_Directions_. Locate each line holding the string "nhiÒu" and copy it.

---------- Given records

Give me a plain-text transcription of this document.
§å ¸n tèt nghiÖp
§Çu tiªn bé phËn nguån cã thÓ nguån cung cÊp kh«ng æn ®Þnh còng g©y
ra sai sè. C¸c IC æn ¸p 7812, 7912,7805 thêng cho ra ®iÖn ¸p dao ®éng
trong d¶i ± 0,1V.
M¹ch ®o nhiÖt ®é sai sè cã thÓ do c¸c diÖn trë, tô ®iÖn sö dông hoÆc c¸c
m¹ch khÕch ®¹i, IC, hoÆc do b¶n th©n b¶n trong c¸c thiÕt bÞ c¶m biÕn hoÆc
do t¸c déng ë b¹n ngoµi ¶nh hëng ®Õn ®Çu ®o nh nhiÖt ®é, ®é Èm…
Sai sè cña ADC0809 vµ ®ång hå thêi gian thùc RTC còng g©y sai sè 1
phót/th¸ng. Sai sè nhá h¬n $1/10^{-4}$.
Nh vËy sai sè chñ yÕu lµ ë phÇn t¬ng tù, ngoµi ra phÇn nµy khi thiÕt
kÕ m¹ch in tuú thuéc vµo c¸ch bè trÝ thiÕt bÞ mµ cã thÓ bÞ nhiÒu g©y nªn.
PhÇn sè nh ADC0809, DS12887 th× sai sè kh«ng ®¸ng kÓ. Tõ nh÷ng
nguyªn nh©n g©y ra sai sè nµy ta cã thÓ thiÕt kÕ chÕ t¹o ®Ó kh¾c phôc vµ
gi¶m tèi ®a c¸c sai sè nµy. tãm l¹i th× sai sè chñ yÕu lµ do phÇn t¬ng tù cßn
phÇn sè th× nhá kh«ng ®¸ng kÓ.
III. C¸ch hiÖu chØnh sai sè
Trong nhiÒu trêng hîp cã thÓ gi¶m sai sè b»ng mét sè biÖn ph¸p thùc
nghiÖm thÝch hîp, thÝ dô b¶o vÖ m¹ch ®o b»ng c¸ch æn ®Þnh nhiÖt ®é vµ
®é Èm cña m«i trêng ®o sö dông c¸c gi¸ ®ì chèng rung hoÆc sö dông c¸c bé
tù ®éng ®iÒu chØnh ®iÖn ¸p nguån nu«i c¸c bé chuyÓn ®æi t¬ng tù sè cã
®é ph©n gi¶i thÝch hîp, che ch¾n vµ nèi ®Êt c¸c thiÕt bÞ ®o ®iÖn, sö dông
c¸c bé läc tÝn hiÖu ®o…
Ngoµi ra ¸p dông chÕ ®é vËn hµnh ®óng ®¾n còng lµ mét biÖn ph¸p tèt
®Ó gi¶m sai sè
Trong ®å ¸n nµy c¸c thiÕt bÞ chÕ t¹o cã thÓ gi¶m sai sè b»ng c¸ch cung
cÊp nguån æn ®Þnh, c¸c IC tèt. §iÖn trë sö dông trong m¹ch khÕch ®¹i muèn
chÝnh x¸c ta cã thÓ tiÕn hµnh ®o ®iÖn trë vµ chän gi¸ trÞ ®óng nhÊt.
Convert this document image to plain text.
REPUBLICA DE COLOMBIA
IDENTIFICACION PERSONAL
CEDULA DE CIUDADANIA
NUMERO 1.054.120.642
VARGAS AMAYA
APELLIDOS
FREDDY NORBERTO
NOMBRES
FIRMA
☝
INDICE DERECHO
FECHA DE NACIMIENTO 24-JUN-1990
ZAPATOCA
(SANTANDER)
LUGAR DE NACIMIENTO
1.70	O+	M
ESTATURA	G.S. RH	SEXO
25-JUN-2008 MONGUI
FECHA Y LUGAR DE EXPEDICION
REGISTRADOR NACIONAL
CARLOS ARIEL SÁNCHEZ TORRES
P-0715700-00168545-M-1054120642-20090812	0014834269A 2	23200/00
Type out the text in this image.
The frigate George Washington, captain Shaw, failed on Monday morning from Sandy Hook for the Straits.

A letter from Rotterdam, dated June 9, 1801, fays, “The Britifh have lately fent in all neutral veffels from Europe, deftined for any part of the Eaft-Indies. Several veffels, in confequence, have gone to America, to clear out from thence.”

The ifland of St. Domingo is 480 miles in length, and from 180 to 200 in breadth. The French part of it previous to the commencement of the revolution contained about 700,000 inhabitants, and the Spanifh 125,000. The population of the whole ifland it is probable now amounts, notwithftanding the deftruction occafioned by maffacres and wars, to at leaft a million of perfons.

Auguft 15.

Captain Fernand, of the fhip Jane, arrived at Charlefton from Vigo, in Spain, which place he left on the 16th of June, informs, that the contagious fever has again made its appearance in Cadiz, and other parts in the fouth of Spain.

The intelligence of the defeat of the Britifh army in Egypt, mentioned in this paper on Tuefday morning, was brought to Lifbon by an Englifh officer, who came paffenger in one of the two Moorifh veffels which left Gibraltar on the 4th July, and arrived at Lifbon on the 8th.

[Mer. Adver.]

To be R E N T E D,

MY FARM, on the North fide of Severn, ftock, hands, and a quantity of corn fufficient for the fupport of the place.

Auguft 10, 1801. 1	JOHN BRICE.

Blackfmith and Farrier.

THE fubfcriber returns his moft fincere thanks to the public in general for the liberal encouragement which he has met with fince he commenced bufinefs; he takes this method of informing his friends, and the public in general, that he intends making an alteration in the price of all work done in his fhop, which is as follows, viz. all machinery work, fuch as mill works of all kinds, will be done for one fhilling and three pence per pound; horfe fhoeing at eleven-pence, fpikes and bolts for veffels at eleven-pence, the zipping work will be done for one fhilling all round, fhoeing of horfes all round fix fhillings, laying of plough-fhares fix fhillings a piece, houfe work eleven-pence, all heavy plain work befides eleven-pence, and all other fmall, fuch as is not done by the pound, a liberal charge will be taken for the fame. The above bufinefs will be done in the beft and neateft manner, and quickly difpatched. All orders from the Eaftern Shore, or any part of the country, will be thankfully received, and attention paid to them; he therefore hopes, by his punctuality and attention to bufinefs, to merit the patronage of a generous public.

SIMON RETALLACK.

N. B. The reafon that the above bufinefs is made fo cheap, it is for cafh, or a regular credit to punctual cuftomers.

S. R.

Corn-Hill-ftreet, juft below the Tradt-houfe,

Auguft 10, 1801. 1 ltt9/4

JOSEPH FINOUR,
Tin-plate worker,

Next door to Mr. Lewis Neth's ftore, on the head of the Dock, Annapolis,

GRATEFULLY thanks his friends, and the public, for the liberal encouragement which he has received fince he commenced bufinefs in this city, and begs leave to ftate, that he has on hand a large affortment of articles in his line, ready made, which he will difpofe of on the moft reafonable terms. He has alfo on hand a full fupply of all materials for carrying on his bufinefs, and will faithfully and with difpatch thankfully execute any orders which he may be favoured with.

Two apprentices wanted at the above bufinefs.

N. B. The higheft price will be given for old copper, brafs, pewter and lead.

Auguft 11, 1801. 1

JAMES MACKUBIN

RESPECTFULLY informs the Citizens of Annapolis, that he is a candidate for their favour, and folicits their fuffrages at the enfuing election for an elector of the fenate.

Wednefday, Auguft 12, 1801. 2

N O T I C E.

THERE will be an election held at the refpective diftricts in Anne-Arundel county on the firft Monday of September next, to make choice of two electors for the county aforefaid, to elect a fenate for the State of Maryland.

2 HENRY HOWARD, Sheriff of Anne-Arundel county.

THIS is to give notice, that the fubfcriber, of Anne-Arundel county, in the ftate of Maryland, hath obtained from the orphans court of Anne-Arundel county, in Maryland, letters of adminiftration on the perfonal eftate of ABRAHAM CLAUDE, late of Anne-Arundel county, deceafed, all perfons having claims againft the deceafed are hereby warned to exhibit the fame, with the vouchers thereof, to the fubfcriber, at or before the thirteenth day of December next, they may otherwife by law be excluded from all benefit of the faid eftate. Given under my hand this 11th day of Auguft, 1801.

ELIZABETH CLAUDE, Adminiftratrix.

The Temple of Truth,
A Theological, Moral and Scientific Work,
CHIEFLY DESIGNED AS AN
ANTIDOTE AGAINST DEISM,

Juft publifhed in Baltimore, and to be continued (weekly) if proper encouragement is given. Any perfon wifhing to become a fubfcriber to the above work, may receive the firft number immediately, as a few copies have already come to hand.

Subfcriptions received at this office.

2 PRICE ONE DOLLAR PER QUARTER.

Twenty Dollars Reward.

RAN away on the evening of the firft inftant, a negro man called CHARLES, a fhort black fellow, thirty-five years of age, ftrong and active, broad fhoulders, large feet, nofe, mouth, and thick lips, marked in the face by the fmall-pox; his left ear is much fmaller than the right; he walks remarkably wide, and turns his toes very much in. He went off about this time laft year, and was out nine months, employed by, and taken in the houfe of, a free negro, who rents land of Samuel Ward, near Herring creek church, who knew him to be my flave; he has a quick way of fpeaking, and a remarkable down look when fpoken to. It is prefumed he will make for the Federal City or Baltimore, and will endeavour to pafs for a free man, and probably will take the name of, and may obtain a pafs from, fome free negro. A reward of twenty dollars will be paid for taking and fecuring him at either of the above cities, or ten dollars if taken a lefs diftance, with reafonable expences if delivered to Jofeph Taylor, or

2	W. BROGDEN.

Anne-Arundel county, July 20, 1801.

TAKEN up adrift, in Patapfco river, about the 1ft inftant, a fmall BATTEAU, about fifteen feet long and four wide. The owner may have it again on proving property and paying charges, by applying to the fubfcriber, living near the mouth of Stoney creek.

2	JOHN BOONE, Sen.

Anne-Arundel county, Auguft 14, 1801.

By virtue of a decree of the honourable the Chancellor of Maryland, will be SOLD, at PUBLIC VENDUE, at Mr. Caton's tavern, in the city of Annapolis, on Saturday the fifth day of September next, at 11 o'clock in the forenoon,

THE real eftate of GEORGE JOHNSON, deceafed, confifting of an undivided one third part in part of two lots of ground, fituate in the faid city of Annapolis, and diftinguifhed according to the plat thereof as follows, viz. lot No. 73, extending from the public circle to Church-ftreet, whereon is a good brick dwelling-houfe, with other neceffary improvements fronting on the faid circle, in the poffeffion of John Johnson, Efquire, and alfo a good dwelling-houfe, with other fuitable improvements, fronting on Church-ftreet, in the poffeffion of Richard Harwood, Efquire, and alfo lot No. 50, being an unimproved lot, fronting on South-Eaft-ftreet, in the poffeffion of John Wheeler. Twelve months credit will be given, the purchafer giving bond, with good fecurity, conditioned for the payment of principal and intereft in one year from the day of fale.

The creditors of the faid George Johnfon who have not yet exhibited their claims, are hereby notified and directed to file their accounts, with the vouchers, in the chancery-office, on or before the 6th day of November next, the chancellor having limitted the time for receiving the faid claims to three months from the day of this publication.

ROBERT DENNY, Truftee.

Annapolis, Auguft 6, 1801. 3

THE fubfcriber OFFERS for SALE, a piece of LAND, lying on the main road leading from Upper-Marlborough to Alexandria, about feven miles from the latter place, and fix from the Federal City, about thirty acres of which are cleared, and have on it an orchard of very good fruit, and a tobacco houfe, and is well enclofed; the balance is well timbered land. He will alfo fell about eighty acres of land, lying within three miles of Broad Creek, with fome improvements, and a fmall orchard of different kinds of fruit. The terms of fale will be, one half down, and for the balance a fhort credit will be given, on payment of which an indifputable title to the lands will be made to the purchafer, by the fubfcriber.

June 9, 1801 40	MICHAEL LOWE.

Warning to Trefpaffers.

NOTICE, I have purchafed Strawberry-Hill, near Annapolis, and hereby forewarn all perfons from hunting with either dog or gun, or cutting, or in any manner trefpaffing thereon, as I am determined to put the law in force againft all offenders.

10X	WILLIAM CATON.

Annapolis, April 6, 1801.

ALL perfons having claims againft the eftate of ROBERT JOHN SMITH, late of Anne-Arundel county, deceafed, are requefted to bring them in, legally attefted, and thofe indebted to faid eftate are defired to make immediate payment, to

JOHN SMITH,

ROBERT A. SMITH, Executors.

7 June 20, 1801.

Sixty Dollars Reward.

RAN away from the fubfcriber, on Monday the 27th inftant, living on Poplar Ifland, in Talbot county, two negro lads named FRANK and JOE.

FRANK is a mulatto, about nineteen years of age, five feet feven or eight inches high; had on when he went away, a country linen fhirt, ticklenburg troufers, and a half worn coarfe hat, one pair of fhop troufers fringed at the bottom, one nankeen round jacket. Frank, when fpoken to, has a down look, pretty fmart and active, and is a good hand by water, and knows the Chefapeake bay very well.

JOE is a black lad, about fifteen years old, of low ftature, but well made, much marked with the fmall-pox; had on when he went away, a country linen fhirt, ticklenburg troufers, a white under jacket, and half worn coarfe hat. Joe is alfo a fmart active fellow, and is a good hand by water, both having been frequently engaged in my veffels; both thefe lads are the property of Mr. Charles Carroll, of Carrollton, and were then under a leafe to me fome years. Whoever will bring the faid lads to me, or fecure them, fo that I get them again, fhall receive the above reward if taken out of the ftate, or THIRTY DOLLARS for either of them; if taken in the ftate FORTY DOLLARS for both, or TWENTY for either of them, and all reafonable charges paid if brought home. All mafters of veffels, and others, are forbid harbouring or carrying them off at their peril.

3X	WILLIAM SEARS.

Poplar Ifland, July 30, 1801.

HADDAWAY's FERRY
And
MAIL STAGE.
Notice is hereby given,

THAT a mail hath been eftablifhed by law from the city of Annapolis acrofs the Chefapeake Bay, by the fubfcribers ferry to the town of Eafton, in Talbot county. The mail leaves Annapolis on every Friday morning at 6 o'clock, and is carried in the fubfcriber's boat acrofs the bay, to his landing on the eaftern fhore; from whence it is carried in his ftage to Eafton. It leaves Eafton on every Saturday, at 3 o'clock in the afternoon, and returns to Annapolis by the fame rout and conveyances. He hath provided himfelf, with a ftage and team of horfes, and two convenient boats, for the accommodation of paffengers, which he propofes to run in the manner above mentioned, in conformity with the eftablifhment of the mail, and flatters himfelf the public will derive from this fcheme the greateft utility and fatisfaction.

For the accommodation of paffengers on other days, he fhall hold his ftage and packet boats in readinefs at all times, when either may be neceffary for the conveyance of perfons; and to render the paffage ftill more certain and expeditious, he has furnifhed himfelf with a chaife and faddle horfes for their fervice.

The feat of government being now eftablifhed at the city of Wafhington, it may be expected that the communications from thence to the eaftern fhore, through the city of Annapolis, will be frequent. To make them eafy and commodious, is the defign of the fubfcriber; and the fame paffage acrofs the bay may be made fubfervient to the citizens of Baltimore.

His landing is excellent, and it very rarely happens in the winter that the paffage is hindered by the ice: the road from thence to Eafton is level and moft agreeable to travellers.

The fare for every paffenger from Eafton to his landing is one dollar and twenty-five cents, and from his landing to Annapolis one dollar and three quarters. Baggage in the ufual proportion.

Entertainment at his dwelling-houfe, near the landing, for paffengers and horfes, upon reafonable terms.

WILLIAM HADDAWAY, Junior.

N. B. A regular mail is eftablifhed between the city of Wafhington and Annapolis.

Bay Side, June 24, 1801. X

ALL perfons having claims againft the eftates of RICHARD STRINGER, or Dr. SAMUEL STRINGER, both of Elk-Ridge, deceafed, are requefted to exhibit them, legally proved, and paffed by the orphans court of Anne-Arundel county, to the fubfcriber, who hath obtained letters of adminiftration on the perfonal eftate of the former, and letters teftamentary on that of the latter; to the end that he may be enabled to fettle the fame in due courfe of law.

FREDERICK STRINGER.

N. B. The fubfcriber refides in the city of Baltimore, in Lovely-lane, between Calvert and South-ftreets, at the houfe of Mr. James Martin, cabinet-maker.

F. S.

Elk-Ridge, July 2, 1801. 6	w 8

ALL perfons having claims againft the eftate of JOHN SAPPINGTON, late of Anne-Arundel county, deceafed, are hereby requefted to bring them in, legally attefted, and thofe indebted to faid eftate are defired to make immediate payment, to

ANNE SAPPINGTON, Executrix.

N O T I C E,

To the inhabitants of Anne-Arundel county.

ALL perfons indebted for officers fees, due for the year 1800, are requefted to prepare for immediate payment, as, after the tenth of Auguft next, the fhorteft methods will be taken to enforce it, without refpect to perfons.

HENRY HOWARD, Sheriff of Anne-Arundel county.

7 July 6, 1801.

--------------------

_Complete output_.
kÕ m¹ch in tuú thuéc vµo c¸ch bè trÝ thiÕt bÞ mµ cã thÓ bÞ nhiÒu g©y nªn.
Trong nhiÒu trêng hîp cã thÓ gi¶m sai sè b»ng mét sè biÖn ph¸p thùc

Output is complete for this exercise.